■ Exercise requirements ■
Of all the lines in the material, how many contain the word "производственном"? State the number alone.

■ Stored records ■
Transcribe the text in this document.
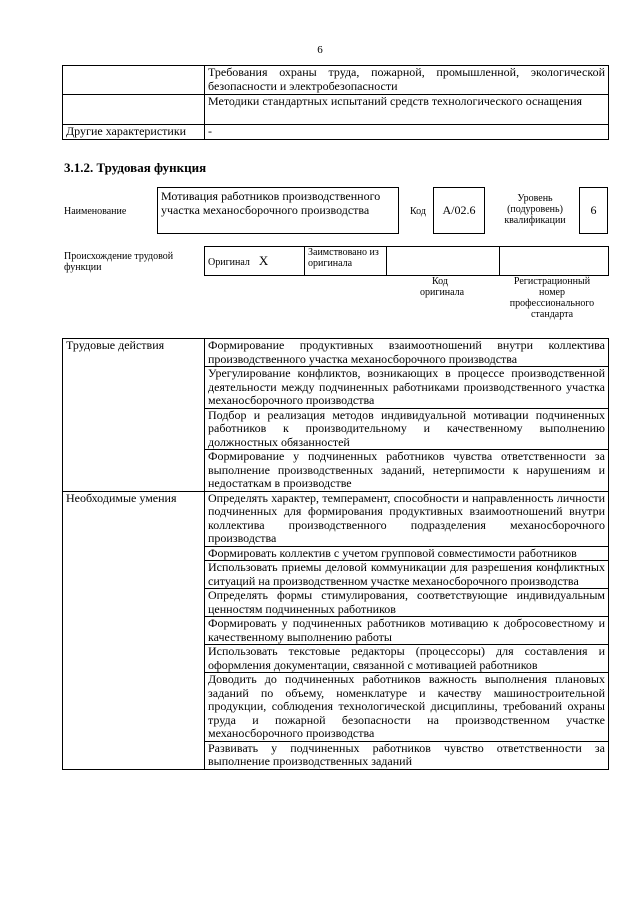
6
	Требования охраны труда, пожарной, промышленной, экологической безопасности и электробезопасности
	Методики стандартных испытаний средств технологического оснащения
Другие характеристики	-
3.1.2. Трудовая функция
Наименование
Мотивация работников производственного участка механосборочного производства	Код	A/02.6
Уровень (подуровень) квалификации
6
Происхождение трудовой функции	Оригинал X	Заимствовано из оригинала		
Код оригинала
Регистрационный номер профессионального стандарта
Трудовые действия	Формирование продуктивных взаимоотношений внутри коллектива производственного участка механосборочного производства
	Урегулирование конфликтов, возникающих в процессе производственной деятельности между подчиненных работниками производственного участка механосборочного производства
	Подбор и реализация методов индивидуальной мотивации подчиненных работников к производительному и качественному выполнению должностных обязанностей
	Формирование у подчиненных работников чувства ответственности за выполнение производственных заданий, нетерпимости к нарушениям и недостаткам в производстве
Необходимые умения	Определять характер, темперамент, способности и направленность личности подчиненных для формирования продуктивных взаимоотношений внутри коллектива производственного подразделения механосборочного производства
	Формировать коллектив с учетом групповой совместимости работников
	Использовать приемы деловой коммуникации для разрешения конфликтных ситуаций на производственном участке механосборочного производства
	Определять формы стимулирования, соответствующие индивидуальным ценностям подчиненных работников
	Формировать у подчиненных работников мотивацию к добросовестному и качественному выполнению работы
	Использовать текстовые редакторы (процессоры) для составления и оформления документации, связанной с мотивацией работников
	Доводить до подчиненных работников важность выполнения плановых заданий по объему, номенклатуре и качеству машиностроительной продукции, соблюдения технологической дисциплины, требований охраны труда и пожарной безопасности на производственном участке механосборочного производства
	Развивать у подчиненных работников чувство ответственности за выполнение производственных заданий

■ Solution to the problem ■
2